INSTRUCTIONS TO FOLLOW: Wherever the string "background" appears in the listing, copy that line.

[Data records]
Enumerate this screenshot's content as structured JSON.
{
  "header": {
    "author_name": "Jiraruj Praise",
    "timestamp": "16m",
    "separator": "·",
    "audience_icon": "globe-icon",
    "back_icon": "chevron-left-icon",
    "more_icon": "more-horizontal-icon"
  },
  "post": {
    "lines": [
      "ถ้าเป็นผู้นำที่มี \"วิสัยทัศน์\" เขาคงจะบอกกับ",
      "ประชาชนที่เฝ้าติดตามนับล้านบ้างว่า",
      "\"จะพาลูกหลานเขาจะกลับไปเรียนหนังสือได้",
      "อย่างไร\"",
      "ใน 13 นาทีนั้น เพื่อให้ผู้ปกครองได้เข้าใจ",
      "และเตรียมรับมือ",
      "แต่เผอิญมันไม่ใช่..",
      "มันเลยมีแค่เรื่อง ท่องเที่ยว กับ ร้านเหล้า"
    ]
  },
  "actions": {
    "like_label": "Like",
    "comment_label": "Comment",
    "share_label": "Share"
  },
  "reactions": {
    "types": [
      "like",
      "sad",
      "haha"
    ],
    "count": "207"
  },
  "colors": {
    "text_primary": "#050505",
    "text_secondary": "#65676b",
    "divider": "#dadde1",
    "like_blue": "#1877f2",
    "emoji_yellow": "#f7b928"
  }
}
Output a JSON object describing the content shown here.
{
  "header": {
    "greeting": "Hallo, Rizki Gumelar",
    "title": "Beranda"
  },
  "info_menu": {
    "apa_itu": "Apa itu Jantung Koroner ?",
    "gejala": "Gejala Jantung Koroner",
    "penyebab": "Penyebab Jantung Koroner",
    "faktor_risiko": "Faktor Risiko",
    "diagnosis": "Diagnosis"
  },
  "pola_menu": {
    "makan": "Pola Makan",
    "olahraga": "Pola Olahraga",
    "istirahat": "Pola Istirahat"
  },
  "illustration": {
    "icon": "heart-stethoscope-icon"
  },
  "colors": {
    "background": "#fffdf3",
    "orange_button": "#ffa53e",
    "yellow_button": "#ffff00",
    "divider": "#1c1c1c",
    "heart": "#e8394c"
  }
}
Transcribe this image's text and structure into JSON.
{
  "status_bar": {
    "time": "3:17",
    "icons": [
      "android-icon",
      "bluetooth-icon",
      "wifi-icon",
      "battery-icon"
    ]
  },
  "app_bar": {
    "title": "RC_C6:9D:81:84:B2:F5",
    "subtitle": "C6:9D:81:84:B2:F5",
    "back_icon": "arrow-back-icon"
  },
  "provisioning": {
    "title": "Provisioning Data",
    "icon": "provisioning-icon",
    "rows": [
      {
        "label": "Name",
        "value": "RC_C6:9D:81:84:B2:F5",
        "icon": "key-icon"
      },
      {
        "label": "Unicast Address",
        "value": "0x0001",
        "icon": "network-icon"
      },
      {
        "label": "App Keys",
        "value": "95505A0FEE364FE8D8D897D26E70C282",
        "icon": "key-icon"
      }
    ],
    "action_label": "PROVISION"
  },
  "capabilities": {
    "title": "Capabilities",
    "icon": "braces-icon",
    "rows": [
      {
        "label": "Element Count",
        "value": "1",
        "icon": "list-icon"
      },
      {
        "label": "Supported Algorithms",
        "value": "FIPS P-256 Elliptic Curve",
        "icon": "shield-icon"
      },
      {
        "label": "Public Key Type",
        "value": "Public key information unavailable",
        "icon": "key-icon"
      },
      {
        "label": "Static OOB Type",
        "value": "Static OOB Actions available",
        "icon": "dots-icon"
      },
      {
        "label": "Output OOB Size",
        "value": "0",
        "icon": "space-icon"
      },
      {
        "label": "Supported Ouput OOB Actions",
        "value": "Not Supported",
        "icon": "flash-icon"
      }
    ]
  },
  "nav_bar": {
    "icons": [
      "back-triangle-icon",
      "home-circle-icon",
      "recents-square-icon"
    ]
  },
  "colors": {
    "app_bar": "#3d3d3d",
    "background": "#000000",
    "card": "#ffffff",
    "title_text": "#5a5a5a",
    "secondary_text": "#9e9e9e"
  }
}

EXERCISE OUTPUT:
    "background": "#fffdf3",
    "background": "#000000",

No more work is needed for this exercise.